**TASK PROMPT:**
Lay out the lines of the items as a Markdown table with the columns Row and Line, running from the first line of the items up to and including the line with "y-tick-label: 325^0: [952, 370, 976, 380]". Leave out blank lines.

** Begin RECORDS PROVIDED **

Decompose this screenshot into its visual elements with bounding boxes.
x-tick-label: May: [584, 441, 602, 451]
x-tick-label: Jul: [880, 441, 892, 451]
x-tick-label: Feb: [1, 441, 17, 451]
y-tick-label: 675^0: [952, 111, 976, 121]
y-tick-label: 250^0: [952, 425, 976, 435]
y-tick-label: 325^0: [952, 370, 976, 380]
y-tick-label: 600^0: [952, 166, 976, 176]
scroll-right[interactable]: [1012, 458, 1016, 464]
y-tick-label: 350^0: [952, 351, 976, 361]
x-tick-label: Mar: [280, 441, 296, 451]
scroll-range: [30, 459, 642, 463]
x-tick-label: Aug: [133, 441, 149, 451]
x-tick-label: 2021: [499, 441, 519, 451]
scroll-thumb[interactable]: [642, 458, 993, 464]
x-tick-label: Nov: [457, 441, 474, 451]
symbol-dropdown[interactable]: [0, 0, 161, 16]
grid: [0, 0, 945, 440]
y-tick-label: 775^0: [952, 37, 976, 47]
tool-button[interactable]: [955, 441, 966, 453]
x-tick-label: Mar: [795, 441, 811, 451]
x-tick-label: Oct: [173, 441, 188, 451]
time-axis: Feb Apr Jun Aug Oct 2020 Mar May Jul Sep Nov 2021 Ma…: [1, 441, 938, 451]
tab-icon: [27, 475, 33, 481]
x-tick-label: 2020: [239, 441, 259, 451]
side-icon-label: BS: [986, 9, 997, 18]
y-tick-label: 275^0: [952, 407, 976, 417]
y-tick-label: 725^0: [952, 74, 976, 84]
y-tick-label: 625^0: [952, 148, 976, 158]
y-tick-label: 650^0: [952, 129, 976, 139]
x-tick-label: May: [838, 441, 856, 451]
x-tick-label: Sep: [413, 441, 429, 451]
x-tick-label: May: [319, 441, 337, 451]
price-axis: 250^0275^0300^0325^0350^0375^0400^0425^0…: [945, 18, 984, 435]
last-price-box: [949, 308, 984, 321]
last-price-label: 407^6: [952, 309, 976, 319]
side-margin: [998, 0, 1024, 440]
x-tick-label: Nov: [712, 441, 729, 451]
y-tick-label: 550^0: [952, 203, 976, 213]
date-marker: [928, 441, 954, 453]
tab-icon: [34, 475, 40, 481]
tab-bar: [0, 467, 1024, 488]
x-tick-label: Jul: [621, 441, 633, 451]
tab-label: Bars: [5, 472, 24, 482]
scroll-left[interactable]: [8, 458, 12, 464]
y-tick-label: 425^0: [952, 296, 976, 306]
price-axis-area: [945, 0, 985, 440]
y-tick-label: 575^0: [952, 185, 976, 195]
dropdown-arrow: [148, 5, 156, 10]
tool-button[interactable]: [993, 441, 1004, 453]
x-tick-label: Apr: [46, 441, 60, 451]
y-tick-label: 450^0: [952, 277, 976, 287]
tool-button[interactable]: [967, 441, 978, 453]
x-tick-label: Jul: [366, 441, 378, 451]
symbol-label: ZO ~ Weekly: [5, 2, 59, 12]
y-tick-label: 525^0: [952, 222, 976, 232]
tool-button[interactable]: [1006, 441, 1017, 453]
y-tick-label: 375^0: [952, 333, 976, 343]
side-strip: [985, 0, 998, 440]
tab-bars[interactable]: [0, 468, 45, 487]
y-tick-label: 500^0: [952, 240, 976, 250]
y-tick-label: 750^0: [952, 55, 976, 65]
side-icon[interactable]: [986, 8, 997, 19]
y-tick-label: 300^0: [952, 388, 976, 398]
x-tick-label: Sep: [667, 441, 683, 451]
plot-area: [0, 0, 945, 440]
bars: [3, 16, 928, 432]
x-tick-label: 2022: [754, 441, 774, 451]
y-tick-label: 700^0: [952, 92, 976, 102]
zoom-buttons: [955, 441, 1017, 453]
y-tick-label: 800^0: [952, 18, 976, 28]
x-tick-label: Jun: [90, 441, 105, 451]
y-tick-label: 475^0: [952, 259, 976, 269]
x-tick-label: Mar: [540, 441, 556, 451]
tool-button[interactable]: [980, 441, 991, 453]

** End RECORDS PROVIDED **

**COMPLETE RESPONSE:**
| Row | Line |
|---|---|
| 1 | Decompose this screenshot into its visual elements with bounding boxes. |
| 2 | x-tick-label: May: [584, 441, 602, 451] |
| 3 | x-tick-label: Jul: [880, 441, 892, 451] |
| 4 | x-tick-label: Feb: [1, 441, 17, 451] |
| 5 | y-tick-label: 675^0: [952, 111, 976, 121] |
| 6 | y-tick-label: 250^0: [952, 425, 976, 435] |
| 7 | y-tick-label: 325^0: [952, 370, 976, 380] |